_КРАТКОЕ ЗАДАНИЕ_
Перепишите записи слово в слово: начните с первой строки записей и остановитесь после строки, где есть «conversion-bar-register-apac (557, 86, 731, 111)», включив и её.

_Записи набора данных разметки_
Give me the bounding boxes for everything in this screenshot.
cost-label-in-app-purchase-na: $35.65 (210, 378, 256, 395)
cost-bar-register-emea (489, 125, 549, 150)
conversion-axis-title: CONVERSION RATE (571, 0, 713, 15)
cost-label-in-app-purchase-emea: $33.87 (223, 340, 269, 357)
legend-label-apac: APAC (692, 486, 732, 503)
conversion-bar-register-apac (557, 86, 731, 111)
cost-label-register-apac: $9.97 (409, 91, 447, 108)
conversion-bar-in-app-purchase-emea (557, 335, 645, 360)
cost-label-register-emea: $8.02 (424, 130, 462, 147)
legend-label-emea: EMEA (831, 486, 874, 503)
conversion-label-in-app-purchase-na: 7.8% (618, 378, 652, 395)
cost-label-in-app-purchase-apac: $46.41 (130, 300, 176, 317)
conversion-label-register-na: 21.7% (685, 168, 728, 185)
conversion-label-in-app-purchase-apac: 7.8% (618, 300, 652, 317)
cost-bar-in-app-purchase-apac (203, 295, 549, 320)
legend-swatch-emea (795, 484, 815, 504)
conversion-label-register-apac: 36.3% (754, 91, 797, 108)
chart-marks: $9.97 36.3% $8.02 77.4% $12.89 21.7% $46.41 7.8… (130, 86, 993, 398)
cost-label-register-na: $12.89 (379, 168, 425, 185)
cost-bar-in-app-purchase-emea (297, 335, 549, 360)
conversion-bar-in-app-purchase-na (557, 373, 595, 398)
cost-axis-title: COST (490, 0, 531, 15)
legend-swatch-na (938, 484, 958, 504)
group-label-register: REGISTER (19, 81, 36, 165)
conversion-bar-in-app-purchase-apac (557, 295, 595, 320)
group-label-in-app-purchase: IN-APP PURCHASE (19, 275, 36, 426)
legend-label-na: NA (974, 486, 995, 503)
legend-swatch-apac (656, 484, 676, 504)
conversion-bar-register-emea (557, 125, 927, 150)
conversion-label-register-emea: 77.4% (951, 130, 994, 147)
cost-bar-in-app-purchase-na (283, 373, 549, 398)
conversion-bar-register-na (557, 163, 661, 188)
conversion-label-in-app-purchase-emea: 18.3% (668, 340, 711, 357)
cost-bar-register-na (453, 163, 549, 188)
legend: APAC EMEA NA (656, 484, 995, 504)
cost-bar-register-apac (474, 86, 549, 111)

_ПОЛНЫЙ ОТВЕТ_
Give me the bounding boxes for everything in this screenshot.
cost-label-in-app-purchase-na: $35.65 (210, 378, 256, 395)
cost-bar-register-emea (489, 125, 549, 150)
conversion-axis-title: CONVERSION RATE (571, 0, 713, 15)
cost-label-in-app-purchase-emea: $33.87 (223, 340, 269, 357)
legend-label-apac: APAC (692, 486, 732, 503)
conversion-bar-register-apac (557, 86, 731, 111)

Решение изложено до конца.